* Materials provided *
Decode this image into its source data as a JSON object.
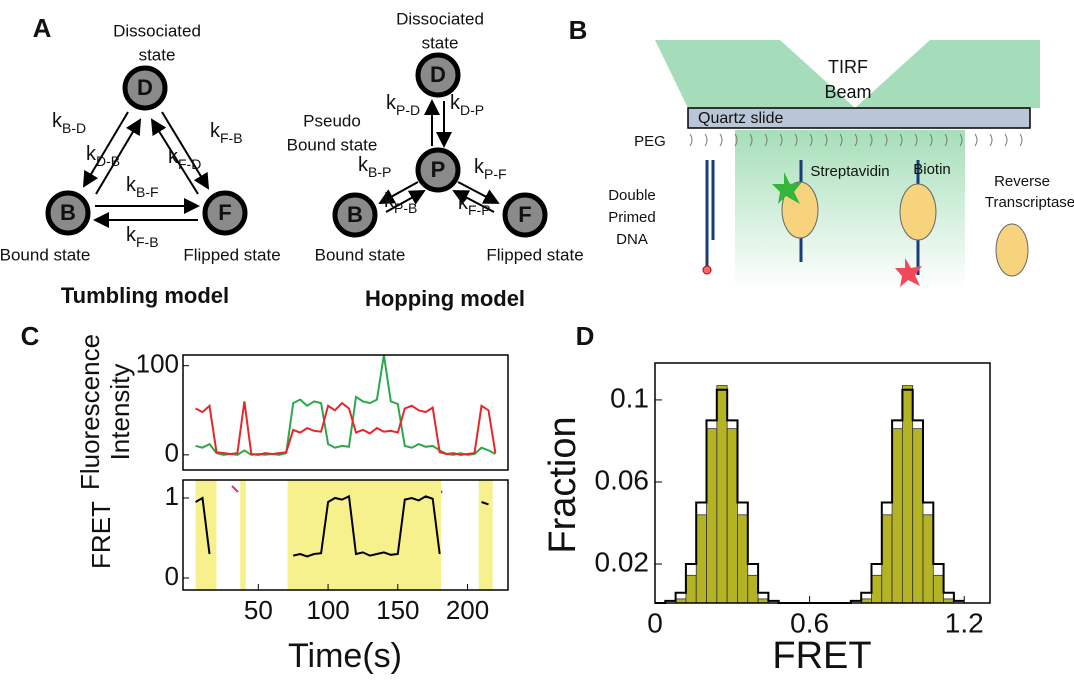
{
  "panel_labels": [
    "A",
    "B",
    "C",
    "D"
  ],
  "tumbling": {
    "title": "Tumbling model",
    "nodes": [
      "D",
      "B",
      "F"
    ],
    "captions": [
      "Dissociated",
      "state",
      "Bound state",
      "Flipped state"
    ],
    "rates": [
      {
        "k": "k",
        "sub": "B-D"
      },
      {
        "k": "k",
        "sub": "D-B"
      },
      {
        "k": "k",
        "sub": "F-B"
      },
      {
        "k": "k",
        "sub": "F-D"
      },
      {
        "k": "k",
        "sub": "B-F"
      },
      {
        "k": "k",
        "sub": "F-B"
      }
    ]
  },
  "hopping": {
    "title": "Hopping model",
    "nodes": [
      "D",
      "P",
      "B",
      "F"
    ],
    "captions": [
      "Dissociated",
      "state",
      "Pseudo",
      "Bound state",
      "Bound state",
      "Flipped state"
    ],
    "rates": [
      {
        "k": "k",
        "sub": "P-D"
      },
      {
        "k": "k",
        "sub": "D-P"
      },
      {
        "k": "k",
        "sub": "B-P"
      },
      {
        "k": "k",
        "sub": "P-B"
      },
      {
        "k": "k",
        "sub": "P-F"
      },
      {
        "k": "k",
        "sub": "F-P"
      }
    ]
  },
  "setup": {
    "beam": [
      "TIRF",
      "Beam"
    ],
    "labels": [
      "Quartz slide",
      "PEG",
      "Streptavidin",
      "Biotin",
      "Reverse",
      "Transcriptase",
      "Double",
      "Primed",
      "DNA"
    ]
  },
  "chart_data": [
    {
      "type": "line",
      "ylabel": [
        "Fluorescence",
        "Intensity"
      ],
      "x": [
        5,
        10,
        15,
        20,
        25,
        30,
        35,
        40,
        45,
        50,
        55,
        60,
        65,
        70,
        75,
        80,
        85,
        90,
        95,
        100,
        105,
        110,
        115,
        120,
        125,
        130,
        135,
        140,
        145,
        150,
        155,
        160,
        165,
        170,
        175,
        180,
        185,
        190,
        195,
        200,
        205,
        210,
        215,
        220
      ],
      "xlim": [
        -4,
        229
      ],
      "ylim": [
        -17,
        112
      ],
      "yticks": [
        0,
        100
      ],
      "series": [
        {
          "color": "#2ca84a",
          "values": [
            10,
            8,
            12,
            2,
            0,
            1,
            0,
            5,
            0,
            1,
            0,
            1,
            0,
            2,
            58,
            62,
            55,
            60,
            58,
            12,
            8,
            10,
            9,
            65,
            60,
            58,
            62,
            112,
            60,
            57,
            10,
            8,
            12,
            9,
            10,
            5,
            1,
            0,
            2,
            0,
            1,
            8,
            5,
            1
          ]
        },
        {
          "color": "#e8262a",
          "values": [
            52,
            48,
            55,
            3,
            2,
            1,
            2,
            60,
            1,
            0,
            2,
            1,
            2,
            3,
            28,
            25,
            30,
            27,
            26,
            55,
            50,
            58,
            52,
            25,
            28,
            24,
            30,
            26,
            27,
            25,
            52,
            55,
            50,
            48,
            53,
            3,
            1,
            2,
            0,
            1,
            2,
            55,
            50,
            2
          ]
        }
      ]
    },
    {
      "type": "line",
      "ylabel": "FRET",
      "xlabel": "Time(s)",
      "x": [
        5,
        10,
        15,
        20,
        25,
        30,
        35,
        40,
        45,
        50,
        55,
        60,
        65,
        70,
        75,
        80,
        85,
        90,
        95,
        100,
        105,
        110,
        115,
        120,
        125,
        130,
        135,
        140,
        145,
        150,
        155,
        160,
        165,
        170,
        175,
        180,
        185,
        190,
        195,
        200,
        205,
        210,
        215,
        220
      ],
      "xlim": [
        -4,
        229
      ],
      "xticks": [
        50,
        100,
        150,
        200
      ],
      "ylim": [
        -0.15,
        1.225
      ],
      "yticks": [
        0,
        1
      ],
      "shaded": [
        [
          5,
          20
        ],
        [
          37,
          41
        ],
        [
          71,
          181
        ],
        [
          208,
          218
        ]
      ],
      "shade_color": "#f6f18c",
      "series": [
        {
          "color": "#000000",
          "values": [
            0.95,
            1.0,
            0.3,
            null,
            null,
            null,
            null,
            0.95,
            null,
            null,
            null,
            null,
            null,
            null,
            0.28,
            0.3,
            0.27,
            0.3,
            0.31,
            0.95,
            1.0,
            0.98,
            1.02,
            0.3,
            0.32,
            0.28,
            0.3,
            0.32,
            0.29,
            0.3,
            0.98,
            1.0,
            0.97,
            1.02,
            0.99,
            0.3,
            null,
            null,
            null,
            null,
            null,
            0.95,
            0.92,
            null
          ]
        }
      ]
    },
    {
      "type": "histogram",
      "xlabel": "FRET",
      "ylabel": "Fraction",
      "bins": [
        0,
        0.04,
        0.08,
        0.12,
        0.16,
        0.2,
        0.24,
        0.28,
        0.32,
        0.36,
        0.4,
        0.44,
        0.48,
        0.52,
        0.56,
        0.6,
        0.64,
        0.68,
        0.72,
        0.76,
        0.8,
        0.84,
        0.88,
        0.92,
        0.96,
        1,
        1.04,
        1.08,
        1.12,
        1.16,
        1.2
      ],
      "xlim": [
        0,
        1.3
      ],
      "ylim": [
        0.001,
        0.118
      ],
      "xticks": [
        0,
        0.6,
        1.2
      ],
      "yticks": [
        0.02,
        0.06,
        0.1
      ],
      "series": [
        {
          "color": "#b3b324",
          "values": [
            0.001,
            0.001,
            0.003,
            0.0145,
            0.044,
            0.086,
            0.107,
            0.086,
            0.044,
            0.0145,
            0.003,
            0.001,
            0.001,
            0.001,
            0.001,
            0.001,
            0.001,
            0.001,
            0.001,
            0.001,
            0.003,
            0.0145,
            0.044,
            0.086,
            0.107,
            0.086,
            0.044,
            0.0145,
            0.003,
            0.001
          ]
        },
        {
          "color": "#000000",
          "values": [
            0.001,
            0.002,
            0.006,
            0.02,
            0.05,
            0.09,
            0.105,
            0.09,
            0.05,
            0.02,
            0.006,
            0.002,
            0.001,
            0.001,
            0.001,
            0.001,
            0.001,
            0.001,
            0.001,
            0.002,
            0.006,
            0.02,
            0.05,
            0.09,
            0.105,
            0.09,
            0.05,
            0.02,
            0.006,
            0.002
          ]
        }
      ]
    }
  ]
}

* To do *
Pictures in the data above should not be copied; transcribe everything else exactly.

* Solution *
Decode this image into its source data as a JSON object.
{
  "panel_labels": [
    "A",
    "B",
    "C",
    "D"
  ],
  "tumbling": {
    "title": "Tumbling model",
    "nodes": [
      "D",
      "B",
      "F"
    ],
    "captions": [
      "Dissociated",
      "state",
      "Bound state",
      "Flipped state"
    ],
    "rates": [
      {
        "k": "k",
        "sub": "B-D"
      },
      {
        "k": "k",
        "sub": "D-B"
      },
      {
        "k": "k",
        "sub": "F-B"
      },
      {
        "k": "k",
        "sub": "F-D"
      },
      {
        "k": "k",
        "sub": "B-F"
      },
      {
        "k": "k",
        "sub": "F-B"
      }
    ]
  },
  "hopping": {
    "title": "Hopping model",
    "nodes": [
      "D",
      "P",
      "B",
      "F"
    ],
    "captions": [
      "Dissociated",
      "state",
      "Pseudo",
      "Bound state",
      "Bound state",
      "Flipped state"
    ],
    "rates": [
      {
        "k": "k",
        "sub": "P-D"
      },
      {
        "k": "k",
        "sub": "D-P"
      },
      {
        "k": "k",
        "sub": "B-P"
      },
      {
        "k": "k",
        "sub": "P-B"
      },
      {
        "k": "k",
        "sub": "P-F"
      },
      {
        "k": "k",
        "sub": "F-P"
      }
    ]
  },
  "setup": {
    "beam": [
      "TIRF",
      "Beam"
    ],
    "labels": [
      "Quartz slide",
      "PEG",
      "Streptavidin",
      "Biotin",
      "Reverse",
      "Transcriptase",
      "Double",
      "Primed",
      "DNA"
    ]
  },
  "chart_data": [
    {
      "type": "line",
      "ylabel": [
        "Fluorescence",
        "Intensity"
      ],
      "x": [
        5,
        10,
        15,
        20,
        25,
        30,
        35,
        40,
        45,
        50,
        55,
        60,
        65,
        70,
        75,
        80,
        85,
        90,
        95,
        100,
        105,
        110,
        115,
        120,
        125,
        130,
        135,
        140,
        145,
        150,
        155,
        160,
        165,
        170,
        175,
        180,
        185,
        190,
        195,
        200,
        205,
        210,
        215,
        220
      ],
      "xlim": [
        -4,
        229
      ],
      "ylim": [
        -17,
        112
      ],
      "yticks": [
        0,
        100
      ],
      "series": [
        {
          "color": "#2ca84a",
          "values": [
            10,
            8,
            12,
            2,
            0,
            1,
            0,
            5,
            0,
            1,
            0,
            1,
            0,
            2,
            58,
            62,
            55,
            60,
            58,
            12,
            8,
            10,
            9,
            65,
            60,
            58,
            62,
            112,
            60,
            57,
            10,
            8,
            12,
            9,
            10,
            5,
            1,
            0,
            2,
            0,
            1,
            8,
            5,
            1
          ]
        },
        {
          "color": "#e8262a",
          "values": [
            52,
            48,
            55,
            3,
            2,
            1,
            2,
            60,
            1,
            0,
            2,
            1,
            2,
            3,
            28,
            25,
            30,
            27,
            26,
            55,
            50,
            58,
            52,
            25,
            28,
            24,
            30,
            26,
            27,
            25,
            52,
            55,
            50,
            48,
            53,
            3,
            1,
            2,
            0,
            1,
            2,
            55,
            50,
            2
          ]
        }
      ]
    },
    {
      "type": "line",
      "ylabel": "FRET",
      "xlabel": "Time(s)",
      "x": [
        5,
        10,
        15,
        20,
        25,
        30,
        35,
        40,
        45,
        50,
        55,
        60,
        65,
        70,
        75,
        80,
        85,
        90,
        95,
        100,
        105,
        110,
        115,
        120,
        125,
        130,
        135,
        140,
        145,
        150,
        155,
        160,
        165,
        170,
        175,
        180,
        185,
        190,
        195,
        200,
        205,
        210,
        215,
        220
      ],
      "xlim": [
        -4,
        229
      ],
      "xticks": [
        50,
        100,
        150,
        200
      ],
      "ylim": [
        -0.15,
        1.225
      ],
      "yticks": [
        0,
        1
      ],
      "shaded": [
        [
          5,
          20
        ],
        [
          37,
          41
        ],
        [
          71,
          181
        ],
        [
          208,
          218
        ]
      ],
      "shade_color": "#f6f18c",
      "series": [
        {
          "color": "#000000",
          "values": [
            0.95,
            1.0,
            0.3,
            null,
            null,
            null,
            null,
            0.95,
            null,
            null,
            null,
            null,
            null,
            null,
            0.28,
            0.3,
            0.27,
            0.3,
            0.31,
            0.95,
            1.0,
            0.98,
            1.02,
            0.3,
            0.32,
            0.28,
            0.3,
            0.32,
            0.29,
            0.3,
            0.98,
            1.0,
            0.97,
            1.02,
            0.99,
            0.3,
            null,
            null,
            null,
            null,
            null,
            0.95,
            0.92,
            null
          ]
        }
      ]
    },
    {
      "type": "histogram",
      "xlabel": "FRET",
      "ylabel": "Fraction",
      "bins": [
        0,
        0.04,
        0.08,
        0.12,
        0.16,
        0.2,
        0.24,
        0.28,
        0.32,
        0.36,
        0.4,
        0.44,
        0.48,
        0.52,
        0.56,
        0.6,
        0.64,
        0.68,
        0.72,
        0.76,
        0.8,
        0.84,
        0.88,
        0.92,
        0.96,
        1,
        1.04,
        1.08,
        1.12,
        1.16,
        1.2
      ],
      "xlim": [
        0,
        1.3
      ],
      "ylim": [
        0.001,
        0.118
      ],
      "xticks": [
        0,
        0.6,
        1.2
      ],
      "yticks": [
        0.02,
        0.06,
        0.1
      ],
      "series": [
        {
          "color": "#b3b324",
          "values": [
            0.001,
            0.001,
            0.003,
            0.0145,
            0.044,
            0.086,
            0.107,
            0.086,
            0.044,
            0.0145,
            0.003,
            0.001,
            0.001,
            0.001,
            0.001,
            0.001,
            0.001,
            0.001,
            0.001,
            0.001,
            0.003,
            0.0145,
            0.044,
            0.086,
            0.107,
            0.086,
            0.044,
            0.0145,
            0.003,
            0.001
          ]
        },
        {
          "color": "#000000",
          "values": [
            0.001,
            0.002,
            0.006,
            0.02,
            0.05,
            0.09,
            0.105,
            0.09,
            0.05,
            0.02,
            0.006,
            0.002,
            0.001,
            0.001,
            0.001,
            0.001,
            0.001,
            0.001,
            0.001,
            0.002,
            0.006,
            0.02,
            0.05,
            0.09,
            0.105,
            0.09,
            0.05,
            0.02,
            0.006,
            0.002
          ]
        }
      ]
    }
  ]
}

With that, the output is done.